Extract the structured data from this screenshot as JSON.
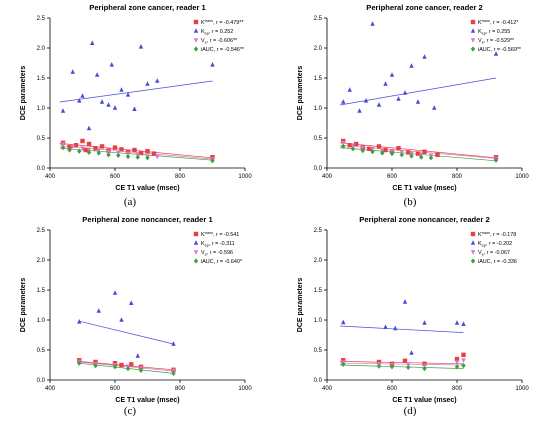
{
  "panel_labels": [
    "(a)",
    "(b)",
    "(c)",
    "(d)"
  ],
  "chart_data": [
    {
      "type": "scatter",
      "title": "Peripheral zone cancer, reader 1",
      "xlabel": "CE T1 value  (msec)",
      "ylabel": "DCE parameters",
      "xlim": [
        400,
        1000
      ],
      "ylim": [
        0.0,
        2.5
      ],
      "xticks": [
        "400",
        "600",
        "800",
        "1000"
      ],
      "yticks": [
        "0.0",
        "0.5",
        "1.0",
        "1.5",
        "2.0",
        "2.5"
      ],
      "legend_position": "top-right",
      "series": [
        {
          "name": "Ktrans",
          "legend_base": "K",
          "legend_sup": "trans",
          "legend_stat": ", r = -0.479**",
          "color": "#e8413c",
          "marker": "square",
          "points": [
            [
              440,
              0.42
            ],
            [
              460,
              0.35
            ],
            [
              480,
              0.38
            ],
            [
              500,
              0.45
            ],
            [
              510,
              0.3
            ],
            [
              520,
              0.4
            ],
            [
              540,
              0.33
            ],
            [
              560,
              0.36
            ],
            [
              580,
              0.29
            ],
            [
              600,
              0.34
            ],
            [
              620,
              0.31
            ],
            [
              640,
              0.27
            ],
            [
              660,
              0.3
            ],
            [
              680,
              0.25
            ],
            [
              700,
              0.28
            ],
            [
              720,
              0.24
            ],
            [
              900,
              0.18
            ]
          ],
          "fit": [
            [
              430,
              0.41
            ],
            [
              900,
              0.17
            ]
          ]
        },
        {
          "name": "Kep",
          "legend_base": "K",
          "legend_sub": "ep",
          "legend_stat": ", r = 0.252",
          "color": "#4a4adc",
          "marker": "triangle",
          "points": [
            [
              440,
              0.95
            ],
            [
              470,
              1.6
            ],
            [
              490,
              1.12
            ],
            [
              500,
              1.2
            ],
            [
              520,
              0.66
            ],
            [
              530,
              2.08
            ],
            [
              545,
              1.55
            ],
            [
              560,
              1.1
            ],
            [
              580,
              1.05
            ],
            [
              590,
              1.72
            ],
            [
              600,
              1.0
            ],
            [
              620,
              1.3
            ],
            [
              640,
              1.22
            ],
            [
              660,
              0.98
            ],
            [
              680,
              2.02
            ],
            [
              700,
              1.4
            ],
            [
              730,
              1.45
            ],
            [
              900,
              1.72
            ]
          ],
          "fit": [
            [
              430,
              1.1
            ],
            [
              900,
              1.45
            ]
          ]
        },
        {
          "name": "Ve",
          "legend_base": "V",
          "legend_sub": "e",
          "legend_stat": ", r = -0.606**",
          "color": "#d676d6",
          "marker": "triangle-down",
          "points": [
            [
              440,
              0.4
            ],
            [
              470,
              0.36
            ],
            [
              500,
              0.33
            ],
            [
              520,
              0.31
            ],
            [
              550,
              0.3
            ],
            [
              580,
              0.27
            ],
            [
              610,
              0.26
            ],
            [
              640,
              0.24
            ],
            [
              670,
              0.22
            ],
            [
              700,
              0.2
            ],
            [
              730,
              0.19
            ],
            [
              900,
              0.15
            ]
          ],
          "fit": [
            [
              430,
              0.37
            ],
            [
              900,
              0.15
            ]
          ]
        },
        {
          "name": "iAUC",
          "legend_base": "iAUC",
          "legend_stat": ", r = -0.546**",
          "color": "#3ca03c",
          "marker": "diamond",
          "points": [
            [
              440,
              0.34
            ],
            [
              460,
              0.3
            ],
            [
              490,
              0.28
            ],
            [
              520,
              0.26
            ],
            [
              550,
              0.25
            ],
            [
              580,
              0.22
            ],
            [
              610,
              0.21
            ],
            [
              640,
              0.19
            ],
            [
              670,
              0.18
            ],
            [
              700,
              0.17
            ],
            [
              900,
              0.12
            ]
          ],
          "fit": [
            [
              430,
              0.33
            ],
            [
              900,
              0.13
            ]
          ]
        }
      ]
    },
    {
      "type": "scatter",
      "title": "Peripheral zone cancer, reader 2",
      "xlabel": "CE T1 value  (msec)",
      "ylabel": "DCE parameters",
      "xlim": [
        400,
        1000
      ],
      "ylim": [
        0.0,
        2.5
      ],
      "xticks": [
        "400",
        "600",
        "800",
        "1000"
      ],
      "yticks": [
        "0.0",
        "0.5",
        "1.0",
        "1.5",
        "2.0",
        "2.5"
      ],
      "legend_position": "top-right",
      "series": [
        {
          "name": "Ktrans",
          "legend_base": "K",
          "legend_sup": "trans",
          "legend_stat": ", r = -0.412*",
          "color": "#e8413c",
          "marker": "square",
          "points": [
            [
              450,
              0.45
            ],
            [
              470,
              0.38
            ],
            [
              490,
              0.4
            ],
            [
              510,
              0.35
            ],
            [
              530,
              0.32
            ],
            [
              560,
              0.36
            ],
            [
              580,
              0.3
            ],
            [
              600,
              0.28
            ],
            [
              620,
              0.33
            ],
            [
              650,
              0.26
            ],
            [
              680,
              0.24
            ],
            [
              700,
              0.27
            ],
            [
              740,
              0.22
            ],
            [
              920,
              0.18
            ]
          ],
          "fit": [
            [
              440,
              0.42
            ],
            [
              920,
              0.17
            ]
          ]
        },
        {
          "name": "Kep",
          "legend_base": "K",
          "legend_sub": "ep",
          "legend_stat": ", r = 0.255",
          "color": "#4a4adc",
          "marker": "triangle",
          "points": [
            [
              450,
              1.1
            ],
            [
              470,
              1.3
            ],
            [
              500,
              0.95
            ],
            [
              520,
              1.12
            ],
            [
              540,
              2.4
            ],
            [
              560,
              1.05
            ],
            [
              580,
              1.4
            ],
            [
              600,
              1.55
            ],
            [
              620,
              1.15
            ],
            [
              640,
              1.25
            ],
            [
              660,
              1.7
            ],
            [
              680,
              1.1
            ],
            [
              700,
              1.85
            ],
            [
              730,
              1.0
            ],
            [
              920,
              1.9
            ]
          ],
          "fit": [
            [
              440,
              1.05
            ],
            [
              920,
              1.5
            ]
          ]
        },
        {
          "name": "Ve",
          "legend_base": "V",
          "legend_sub": "e",
          "legend_stat": ", r = -0.529**",
          "color": "#d676d6",
          "marker": "triangle-down",
          "points": [
            [
              450,
              0.42
            ],
            [
              480,
              0.38
            ],
            [
              510,
              0.34
            ],
            [
              540,
              0.32
            ],
            [
              570,
              0.3
            ],
            [
              600,
              0.28
            ],
            [
              630,
              0.27
            ],
            [
              660,
              0.24
            ],
            [
              690,
              0.22
            ],
            [
              720,
              0.21
            ],
            [
              920,
              0.16
            ]
          ],
          "fit": [
            [
              440,
              0.38
            ],
            [
              920,
              0.16
            ]
          ]
        },
        {
          "name": "iAUC",
          "legend_base": "iAUC",
          "legend_stat": ", r = -0.569**",
          "color": "#3ca03c",
          "marker": "diamond",
          "points": [
            [
              450,
              0.36
            ],
            [
              480,
              0.32
            ],
            [
              510,
              0.29
            ],
            [
              540,
              0.27
            ],
            [
              570,
              0.25
            ],
            [
              600,
              0.24
            ],
            [
              630,
              0.22
            ],
            [
              660,
              0.2
            ],
            [
              690,
              0.18
            ],
            [
              720,
              0.17
            ],
            [
              920,
              0.13
            ]
          ],
          "fit": [
            [
              440,
              0.34
            ],
            [
              920,
              0.12
            ]
          ]
        }
      ]
    },
    {
      "type": "scatter",
      "title": "Peripheral zone noncancer, reader 1",
      "xlabel": "CE  T1 value  (msec)",
      "ylabel": "DCE parameters",
      "xlim": [
        400,
        1000
      ],
      "ylim": [
        0.0,
        2.5
      ],
      "xticks": [
        "400",
        "600",
        "800",
        "1000"
      ],
      "yticks": [
        "0.0",
        "0.5",
        "1.0",
        "1.5",
        "2.0",
        "2.5"
      ],
      "legend_position": "top-right",
      "series": [
        {
          "name": "Ktrans",
          "legend_base": "K",
          "legend_sup": "trans",
          "legend_stat": ", r = -0.541",
          "color": "#e8413c",
          "marker": "square",
          "points": [
            [
              490,
              0.33
            ],
            [
              540,
              0.3
            ],
            [
              600,
              0.28
            ],
            [
              620,
              0.25
            ],
            [
              650,
              0.26
            ],
            [
              680,
              0.22
            ],
            [
              780,
              0.17
            ]
          ],
          "fit": [
            [
              490,
              0.31
            ],
            [
              780,
              0.17
            ]
          ]
        },
        {
          "name": "Kep",
          "legend_base": "K",
          "legend_sub": "ep",
          "legend_stat": ", r = -0.311",
          "color": "#4a4adc",
          "marker": "triangle",
          "points": [
            [
              490,
              0.97
            ],
            [
              550,
              1.15
            ],
            [
              600,
              1.45
            ],
            [
              620,
              1.0
            ],
            [
              650,
              1.28
            ],
            [
              670,
              0.4
            ],
            [
              780,
              0.6
            ]
          ],
          "fit": [
            [
              490,
              0.98
            ],
            [
              780,
              0.6
            ]
          ]
        },
        {
          "name": "Ve",
          "legend_base": "V",
          "legend_sub": "e",
          "legend_stat": ", r = -0.596",
          "color": "#d676d6",
          "marker": "triangle-down",
          "points": [
            [
              490,
              0.31
            ],
            [
              540,
              0.27
            ],
            [
              600,
              0.25
            ],
            [
              640,
              0.23
            ],
            [
              680,
              0.2
            ],
            [
              780,
              0.16
            ]
          ],
          "fit": [
            [
              490,
              0.3
            ],
            [
              780,
              0.15
            ]
          ]
        },
        {
          "name": "iAUC",
          "legend_base": "iAUC",
          "legend_stat": ", r = -0.640*",
          "color": "#3ca03c",
          "marker": "diamond",
          "points": [
            [
              490,
              0.28
            ],
            [
              540,
              0.24
            ],
            [
              600,
              0.22
            ],
            [
              640,
              0.19
            ],
            [
              680,
              0.16
            ],
            [
              780,
              0.11
            ]
          ],
          "fit": [
            [
              490,
              0.28
            ],
            [
              780,
              0.11
            ]
          ]
        }
      ]
    },
    {
      "type": "scatter",
      "title": "Peripheral zone noncancer, reader 2",
      "xlabel": "CE  T1 value  (msec)",
      "ylabel": "DCE parameters",
      "xlim": [
        400,
        1000
      ],
      "ylim": [
        0.0,
        2.5
      ],
      "xticks": [
        "400",
        "600",
        "800",
        "1000"
      ],
      "yticks": [
        "0.0",
        "0.5",
        "1.0",
        "1.5",
        "2.0",
        "2.5"
      ],
      "legend_position": "top-right",
      "series": [
        {
          "name": "Ktrans",
          "legend_base": "K",
          "legend_sup": "trans",
          "legend_stat": ", r = -0.178",
          "color": "#e8413c",
          "marker": "square",
          "points": [
            [
              450,
              0.33
            ],
            [
              560,
              0.3
            ],
            [
              600,
              0.27
            ],
            [
              640,
              0.32
            ],
            [
              700,
              0.27
            ],
            [
              800,
              0.35
            ],
            [
              820,
              0.42
            ]
          ],
          "fit": [
            [
              440,
              0.31
            ],
            [
              820,
              0.27
            ]
          ]
        },
        {
          "name": "Kep",
          "legend_base": "K",
          "legend_sub": "ep",
          "legend_stat": ", r = -0.202",
          "color": "#4a4adc",
          "marker": "triangle",
          "points": [
            [
              450,
              0.96
            ],
            [
              580,
              0.88
            ],
            [
              610,
              0.86
            ],
            [
              640,
              1.3
            ],
            [
              660,
              0.45
            ],
            [
              700,
              0.95
            ],
            [
              800,
              0.95
            ],
            [
              820,
              0.93
            ]
          ],
          "fit": [
            [
              440,
              0.9
            ],
            [
              820,
              0.79
            ]
          ]
        },
        {
          "name": "Ve",
          "legend_base": "V",
          "legend_sub": "e",
          "legend_stat": ", r = -0.067",
          "color": "#d676d6",
          "marker": "triangle-down",
          "points": [
            [
              450,
              0.3
            ],
            [
              560,
              0.27
            ],
            [
              600,
              0.25
            ],
            [
              650,
              0.26
            ],
            [
              700,
              0.24
            ],
            [
              800,
              0.3
            ],
            [
              820,
              0.33
            ]
          ],
          "fit": [
            [
              440,
              0.28
            ],
            [
              820,
              0.25
            ]
          ]
        },
        {
          "name": "iAUC",
          "legend_base": "iAUC",
          "legend_stat": ", r = -0.336",
          "color": "#3ca03c",
          "marker": "diamond",
          "points": [
            [
              450,
              0.26
            ],
            [
              560,
              0.23
            ],
            [
              600,
              0.22
            ],
            [
              650,
              0.21
            ],
            [
              700,
              0.19
            ],
            [
              800,
              0.22
            ],
            [
              820,
              0.24
            ]
          ],
          "fit": [
            [
              440,
              0.25
            ],
            [
              820,
              0.19
            ]
          ]
        }
      ]
    }
  ]
}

WORK REQUIRED:
Scan the lines above for "reader", then copy every one that has it.

RIGHT ANSWER:
      "title": "Peripheral zone cancer, reader 1",
      "title": "Peripheral zone cancer, reader 2",
      "title": "Peripheral zone noncancer, reader 1",
      "title": "Peripheral zone noncancer, reader 2",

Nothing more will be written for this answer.